* **GIVEN EXERCISE 1**
In the passage on hotel and joint venture properties, what percentage of the capitalized internal costs is expensed rather than capitalized?
>> Start PASSAGE PROVIDED
Investment in Hotel Properties. Hotel properties are recorded at cost and are depreciated using the straight-line method over estimated useful lives of the assets of 5 and 30 years for furniture, fixtures and equipment, and buildings and improvements, respectively. Upon disposition, both the assets and accumulated depreciation accounts are relieved and the related gain or loss is credited or charged to the income statement. Repairs and maintenance costs of hotel properties are paid by the lessees.
The Company evaluates long-lived assets for potential impairment by analyzing the operating results, trends and prospects for the Company and considering any other events and circumstances that might indicate potential impairment.
Investment in Joint Venture Properties. Investment in joint venture properties consists of the Company’s direct cash or land contributions to the joint ventures as well as capitalized internal costs of services provided by the Company during the development stage. These internal costs are capitalized at 49%, which represents the Company’s ownership interest in each joint venture, with the remaining 51% expensed. The Company provides development, purchasing and, upon opening of the hotel, on-going asset management services to the joint ventures. The Company receives fees for these services, 49% of which are recognized as a reduction in the investment in joint venture properties, and 51% of which are recognized as revenue.
>> End PASSAGE PROVIDED
>> Start ENTRIES SUPPLIED
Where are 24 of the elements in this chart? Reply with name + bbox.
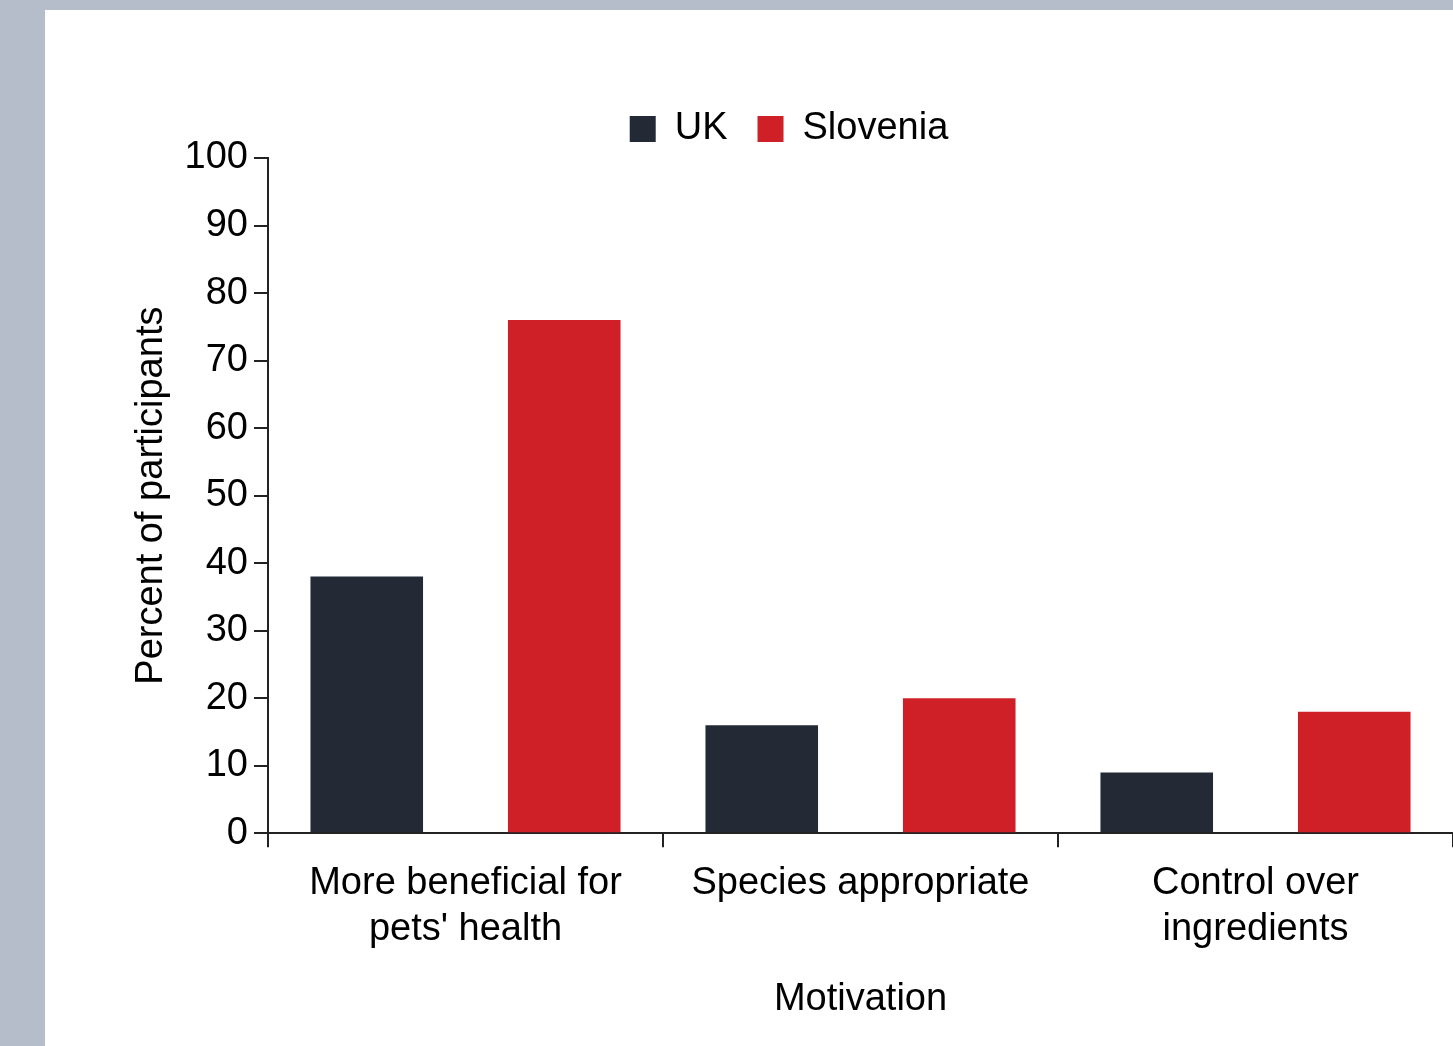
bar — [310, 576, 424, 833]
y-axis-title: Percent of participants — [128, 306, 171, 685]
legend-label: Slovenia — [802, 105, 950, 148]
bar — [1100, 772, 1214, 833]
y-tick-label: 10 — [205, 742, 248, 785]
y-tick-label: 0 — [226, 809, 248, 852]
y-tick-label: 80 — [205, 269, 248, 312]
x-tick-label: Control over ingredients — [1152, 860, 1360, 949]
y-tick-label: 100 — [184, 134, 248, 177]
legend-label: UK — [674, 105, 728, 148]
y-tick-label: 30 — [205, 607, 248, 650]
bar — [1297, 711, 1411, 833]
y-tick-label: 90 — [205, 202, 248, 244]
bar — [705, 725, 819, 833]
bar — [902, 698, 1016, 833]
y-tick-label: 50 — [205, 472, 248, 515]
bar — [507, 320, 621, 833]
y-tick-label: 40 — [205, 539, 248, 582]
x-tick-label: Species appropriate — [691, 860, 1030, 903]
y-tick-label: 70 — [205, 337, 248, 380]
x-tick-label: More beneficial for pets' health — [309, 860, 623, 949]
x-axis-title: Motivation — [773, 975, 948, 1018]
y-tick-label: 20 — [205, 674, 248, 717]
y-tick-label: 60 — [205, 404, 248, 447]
>> End ENTRIES SUPPLIED
>> Start ENTRIES SUPPLIED
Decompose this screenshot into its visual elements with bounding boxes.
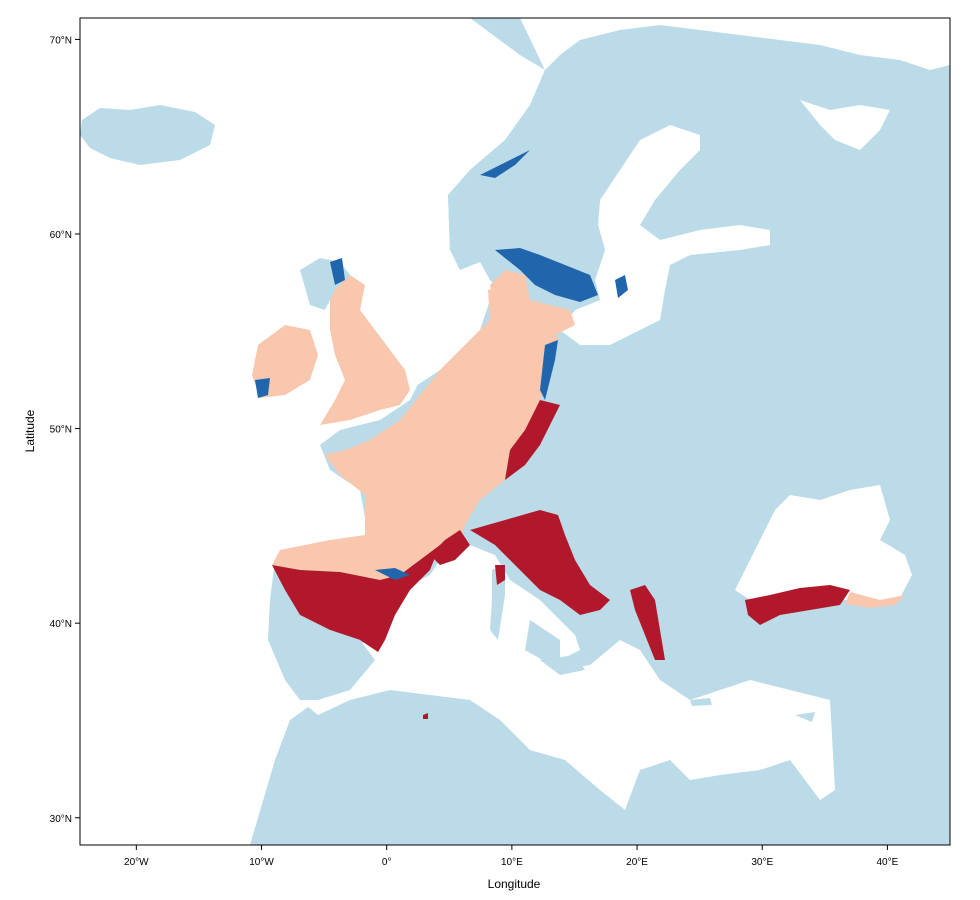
>> End ENTRIES SUPPLIED
* **GIVEN EXERCISE 2**
Find every line of the records that contains the string "with", matching case exactly.

* **COMPLETE RESPONSE 1**
51%

* **COMPLETE RESPONSE 2**
Where are 24 of the elements in this chart? Reply with name + bbox.
Decompose this screenshot into its visual elements with bounding boxes.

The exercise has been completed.